Exercise instructions →
Extract and list every line that contains the word "Fearless".

+--

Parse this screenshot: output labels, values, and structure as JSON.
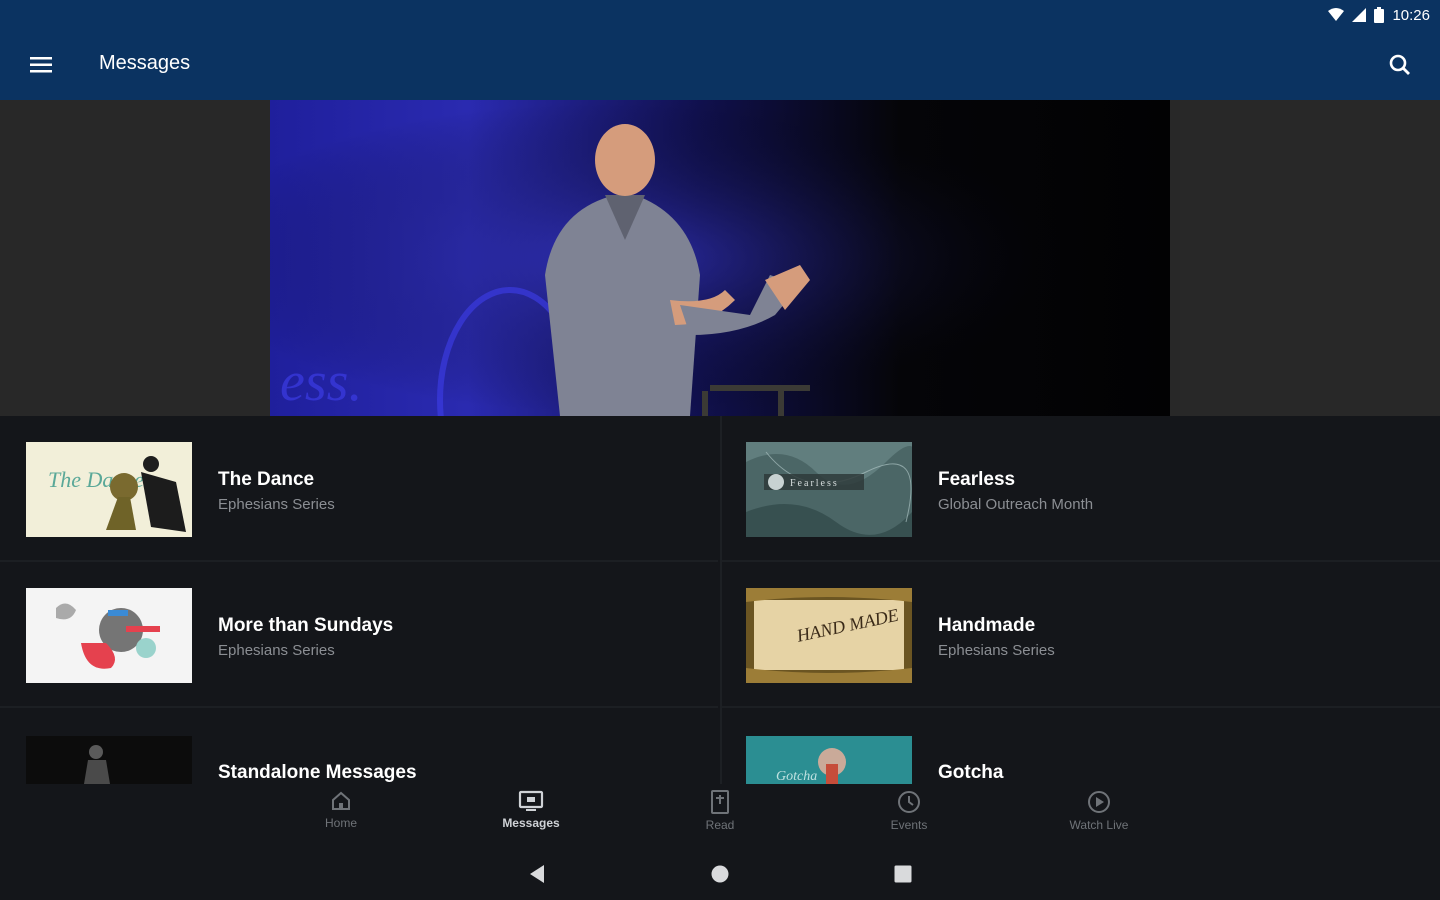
{
  "status_bar": {
    "time": "10:26"
  },
  "header": {
    "title": "Messages"
  },
  "items": [
    {
      "title": "The Dance",
      "subtitle": "Ephesians Series",
      "thumb_text": "The Dance"
    },
    {
      "title": "Fearless",
      "subtitle": "Global Outreach Month",
      "thumb_text": "Fearless"
    },
    {
      "title": "More than Sundays",
      "subtitle": "Ephesians Series"
    },
    {
      "title": "Handmade",
      "subtitle": "Ephesians Series",
      "thumb_text": "HAND MADE"
    },
    {
      "title": "Standalone Messages",
      "subtitle": ""
    },
    {
      "title": "Gotcha",
      "subtitle": "",
      "thumb_text": "Gotcha"
    }
  ],
  "bottom_nav": [
    {
      "label": "Home",
      "icon": "home-icon"
    },
    {
      "label": "Messages",
      "icon": "tv-icon",
      "active": true
    },
    {
      "label": "Read",
      "icon": "bible-icon"
    },
    {
      "label": "Events",
      "icon": "clock-icon"
    },
    {
      "label": "Watch Live",
      "icon": "play-circle-icon"
    }
  ],
  "colors": {
    "appbar": "#0b3361",
    "background": "#14161a"
  }
}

+--

Exercise result →
      "title": "Fearless",
      "thumb_text": "Fearless"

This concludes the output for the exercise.